▶ _Aufgabenstellung_
Geben Sie den Bericht über die Demonstrationen ab den Worten "Grüner Abgeordneter fordert" bis einschließlich "waren angemeldet worden." erneut wieder und benennen Sie dabei "Kennzeichnungspflicht" in "Ausweispflicht" um.

▶ _Vorgegebener Text_
^^^^^^^^^^^^^^^^
In der Museumsstraße warfen gegen Ende der Demos einzelne Demonstranten des von der Offensive gegen Rechts, der ÖH sowie roten und grünen Jugendorganisationen organisierten Demozuges, der über die Mariahilfer Staße gekommen war, Steine auf die Polizisten. Diese antwortete, mit Helmen und Schildern ausgerüstet, mit Prügel und Tränengas. Straßen und eine U-Bahn-Station wurden gesperrt. Die Polizei vermeldet auch, dass sie Steinschleudern und lange Latten bei den linken Demonstranten sichergestellt habe. Jener Mann, der in der Justizanstalt Josefstadt weiter in Haft bleibt, ist der Polizei unbekannt, weil er seine Identität nicht preisgeben will. Er habe einen Beamten schwer attackiert.

Grüner Abgeordneter fordert Kennzeichnungspflicht

Doch auch gegen junge Mädchen, die versuchten, mit Sitzblockaden den rechten Marsch friedlich aufzuhalten, gingen – wie derStandard.at vor Ort beobachten konnte - manche Beamte ungewöhnlich hart vor, was zahlreiche Videos und Fotos auch dokumentieren. Grünen-Nationalratsmandatar Albert Steinhauser kritisierte das am Sonntag und forderte eine "Kennzeichnungspflicht für Polizisten". Steinhauser: "Friedlicher antifaschistischer Protest muss möglich sein." Doch auch passive Protestformen könnten künftig schwieriger werden: Die Polizei zeigte etliche Demonstranten nicht nur wegen Widerstands gegen die Staatsgewalt und Sachbeschädigungen an, sondern auch nach den seltener zum Einsatz kommenden Paragrafen 284 (Sprengung einer Versammlung) und 285 (Verhinderung oder Störung einer Versammlung). Beide Demos waren angemeldet worden.
^^^^^^^^^^^^^^^^
▶ _Auszug aus Datensatz_
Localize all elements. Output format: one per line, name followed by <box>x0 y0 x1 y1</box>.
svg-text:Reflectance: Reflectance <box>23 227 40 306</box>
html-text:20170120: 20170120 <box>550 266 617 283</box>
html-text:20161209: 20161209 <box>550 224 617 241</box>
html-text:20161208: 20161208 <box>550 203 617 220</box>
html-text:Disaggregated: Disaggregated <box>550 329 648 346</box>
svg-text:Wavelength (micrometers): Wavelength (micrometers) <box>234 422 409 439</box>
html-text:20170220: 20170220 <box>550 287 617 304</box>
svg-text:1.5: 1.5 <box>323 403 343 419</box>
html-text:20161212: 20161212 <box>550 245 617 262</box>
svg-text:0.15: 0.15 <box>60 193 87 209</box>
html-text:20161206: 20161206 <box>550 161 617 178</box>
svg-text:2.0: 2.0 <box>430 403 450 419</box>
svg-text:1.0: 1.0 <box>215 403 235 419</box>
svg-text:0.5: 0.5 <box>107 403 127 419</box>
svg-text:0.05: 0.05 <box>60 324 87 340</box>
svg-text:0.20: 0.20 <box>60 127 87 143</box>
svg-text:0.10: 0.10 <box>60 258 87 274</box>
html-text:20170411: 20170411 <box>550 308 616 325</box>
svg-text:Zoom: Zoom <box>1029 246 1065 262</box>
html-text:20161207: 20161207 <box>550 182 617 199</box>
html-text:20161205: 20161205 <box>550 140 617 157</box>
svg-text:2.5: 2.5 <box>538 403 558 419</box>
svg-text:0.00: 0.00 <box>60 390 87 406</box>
^^^^^^^^^^^^^^^^
▶ _Lösung_
Grüner Abgeordneter fordert Ausweispflicht

Doch auch gegen junge Mädchen, die versuchten, mit Sitzblockaden den rechten Marsch friedlich aufzuhalten, gingen – wie derStandard.at vor Ort beobachten konnte - manche Beamte ungewöhnlich hart vor, was zahlreiche Videos und Fotos auch dokumentieren. Grünen-Nationalratsmandatar Albert Steinhauser kritisierte das am Sonntag und forderte eine "Ausweispflicht für Polizisten". Steinhauser: "Friedlicher antifaschistischer Protest muss möglich sein." Doch auch passive Protestformen könnten künftig schwieriger werden: Die Polizei zeigte etliche Demonstranten nicht nur wegen Widerstands gegen die Staatsgewalt und Sachbeschädigungen an, sondern auch nach den seltener zum Einsatz kommenden Paragrafen 284 (Sprengung einer Versammlung) und 285 (Verhinderung oder Störung einer Versammlung). Beide Demos waren angemeldet worden.